Write out the entries verbatim and leave the images out of the copy.
** START **
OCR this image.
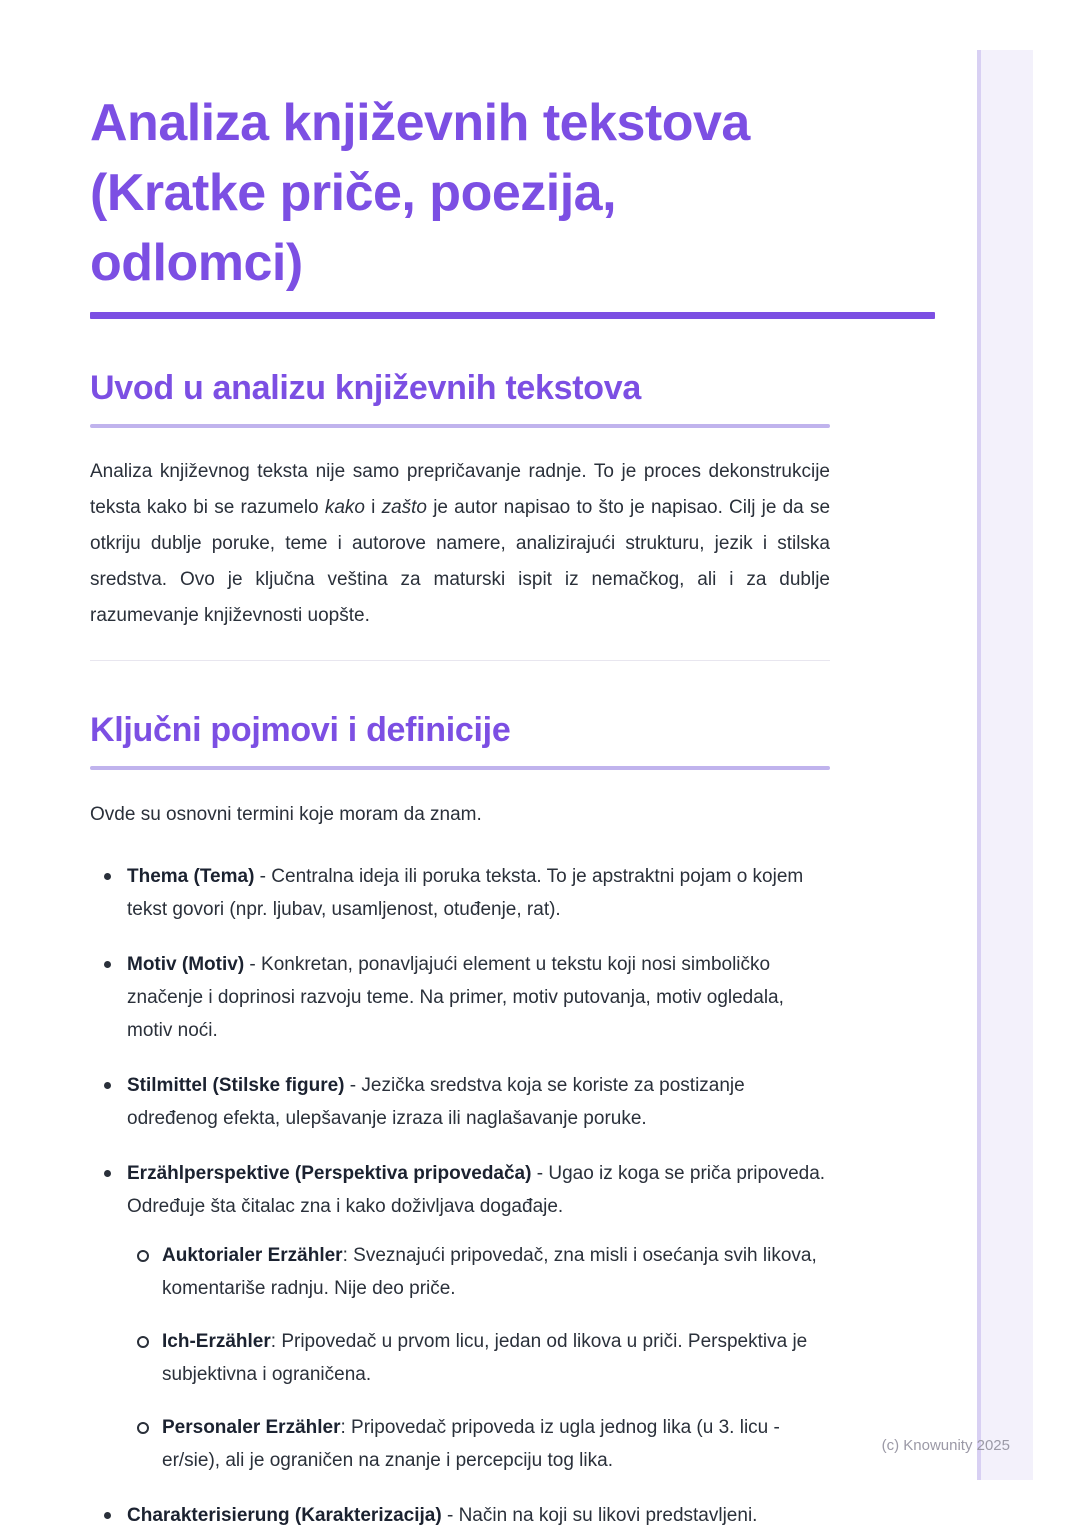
Analiza književnih tekstova
(Kratke priče, poezija,
odlomci)
Uvod u analizu književnih tekstova

Analiza književnog teksta nije samo prepričavanje radnje. To je proces dekonstrukcije teksta kako bi se razumelo kako i zašto je autor napisao to što je napisao. Cilj je da se otkriju dublje poruke, teme i autorove namere, analizirajući strukturu, jezik i stilska sredstva. Ovo je ključna veština za maturski ispit iz nemačkog, ali i za dublje razumevanje književnosti uopšte.

Ključni pojmovi i definicije

Ovde su osnovni termini koje moram da znam.

Thema (Tema) - Centralna ideja ili poruka teksta. To je apstraktni pojam o kojem tekst govori (npr. ljubav, usamljenost, otuđenje, rat).
Motiv (Motiv) - Konkretan, ponavljajući element u tekstu koji nosi simboličko značenje i doprinosi razvoju teme. Na primer, motiv putovanja, motiv ogledala, motiv noći.
Stilmittel (Stilske figure) - Jezička sredstva koja se koriste za postizanje određenog efekta, ulepšavanje izraza ili naglašavanje poruke.
Erzählperspektive (Perspektiva pripovedača) - Ugao iz koga se priča pripoveda. Određuje šta čitalac zna i kako doživljava događaje.
Auktorialer Erzähler: Sveznajući pripovedač, zna misli i osećanja svih likova, komentariše radnju. Nije deo priče.
Ich-Erzähler: Pripovedač u prvom licu, jedan od likova u priči. Perspektiva je subjektivna i ograničena.
Personaler Erzähler: Pripovedač pripoveda iz ugla jednog lika (u 3. licu - er/sie), ali je ograničen na znanje i percepciju tog lika.
Charakterisierung (Karakterizacija) - Način na koji su likovi predstavljeni.
(c) Knowunity 2025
** END **
EXPECTED ANSWER —
OCR this image.
Analiza književnih tekstova
(Kratke priče, poezija,
odlomci)
Uvod u analizu književnih tekstova

Analiza književnog teksta nije samo prepričavanje radnje. To je proces dekonstrukcije teksta kako bi se razumelo kako i zašto je autor napisao to što je napisao. Cilj je da se otkriju dublje poruke, teme i autorove namere, analizirajući strukturu, jezik i stilska sredstva. Ovo je ključna veština za maturski ispit iz nemačkog, ali i za dublje razumevanje književnosti uopšte.

Ključni pojmovi i definicije

Ovde su osnovni termini koje moram da znam.

Thema (Tema) - Centralna ideja ili poruka teksta. To je apstraktni pojam o kojem tekst govori (npr. ljubav, usamljenost, otuđenje, rat).
Motiv (Motiv) - Konkretan, ponavljajući element u tekstu koji nosi simboličko značenje i doprinosi razvoju teme. Na primer, motiv putovanja, motiv ogledala, motiv noći.
Stilmittel (Stilske figure) - Jezička sredstva koja se koriste za postizanje određenog efekta, ulepšavanje izraza ili naglašavanje poruke.
Erzählperspektive (Perspektiva pripovedača) - Ugao iz koga se priča pripoveda. Određuje šta čitalac zna i kako doživljava događaje.
Auktorialer Erzähler: Sveznajući pripovedač, zna misli i osećanja svih likova, komentariše radnju. Nije deo priče.
Ich-Erzähler: Pripovedač u prvom licu, jedan od likova u priči. Perspektiva je subjektivna i ograničena.
Personaler Erzähler: Pripovedač pripoveda iz ugla jednog lika (u 3. licu - er/sie), ali je ograničen na znanje i percepciju tog lika.
Charakterisierung (Karakterizacija) - Način na koji su likovi predstavljeni.
(c) Knowunity 2025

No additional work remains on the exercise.